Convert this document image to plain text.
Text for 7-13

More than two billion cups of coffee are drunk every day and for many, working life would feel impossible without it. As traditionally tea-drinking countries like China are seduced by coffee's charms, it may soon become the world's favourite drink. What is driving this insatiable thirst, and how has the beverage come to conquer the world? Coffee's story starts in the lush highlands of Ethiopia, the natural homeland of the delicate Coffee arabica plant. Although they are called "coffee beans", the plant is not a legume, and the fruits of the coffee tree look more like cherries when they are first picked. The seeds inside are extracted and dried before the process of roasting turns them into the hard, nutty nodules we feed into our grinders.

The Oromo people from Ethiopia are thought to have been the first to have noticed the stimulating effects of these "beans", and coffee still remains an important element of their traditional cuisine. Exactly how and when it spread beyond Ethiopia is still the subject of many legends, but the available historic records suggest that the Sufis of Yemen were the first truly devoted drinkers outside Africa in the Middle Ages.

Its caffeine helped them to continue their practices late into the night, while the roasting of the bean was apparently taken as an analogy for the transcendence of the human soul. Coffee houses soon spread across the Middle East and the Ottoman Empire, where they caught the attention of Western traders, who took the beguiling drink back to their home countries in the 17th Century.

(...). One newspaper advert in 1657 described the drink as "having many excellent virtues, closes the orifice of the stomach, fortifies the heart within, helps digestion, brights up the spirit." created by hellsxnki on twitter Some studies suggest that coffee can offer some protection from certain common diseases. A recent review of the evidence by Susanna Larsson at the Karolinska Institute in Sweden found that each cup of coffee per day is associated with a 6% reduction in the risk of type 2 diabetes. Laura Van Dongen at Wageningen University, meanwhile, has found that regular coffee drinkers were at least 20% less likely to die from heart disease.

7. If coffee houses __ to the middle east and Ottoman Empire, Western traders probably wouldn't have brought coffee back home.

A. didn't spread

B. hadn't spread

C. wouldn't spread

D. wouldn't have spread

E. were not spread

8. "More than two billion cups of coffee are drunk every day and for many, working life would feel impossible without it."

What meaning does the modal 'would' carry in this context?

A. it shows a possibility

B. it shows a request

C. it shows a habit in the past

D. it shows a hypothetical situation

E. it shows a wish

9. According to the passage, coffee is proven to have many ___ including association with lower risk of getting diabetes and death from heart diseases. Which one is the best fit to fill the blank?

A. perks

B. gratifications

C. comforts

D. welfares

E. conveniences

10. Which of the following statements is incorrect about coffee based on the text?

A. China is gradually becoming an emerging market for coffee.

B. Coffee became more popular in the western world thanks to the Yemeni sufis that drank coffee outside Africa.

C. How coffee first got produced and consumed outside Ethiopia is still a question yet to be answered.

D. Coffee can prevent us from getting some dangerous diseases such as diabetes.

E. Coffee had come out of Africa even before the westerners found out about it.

▬▬▬▬▬▬

*Written problem*
Scan the material above. Copy each line where "Which" occurs.

*Result of the exercise*
9. According to the passage, coffee is proven to have many ___ including association with lower risk of getting diabetes and death from heart diseases. Which one is the best fit to fill the blank?
10. Which of the following statements is incorrect about coffee based on the text?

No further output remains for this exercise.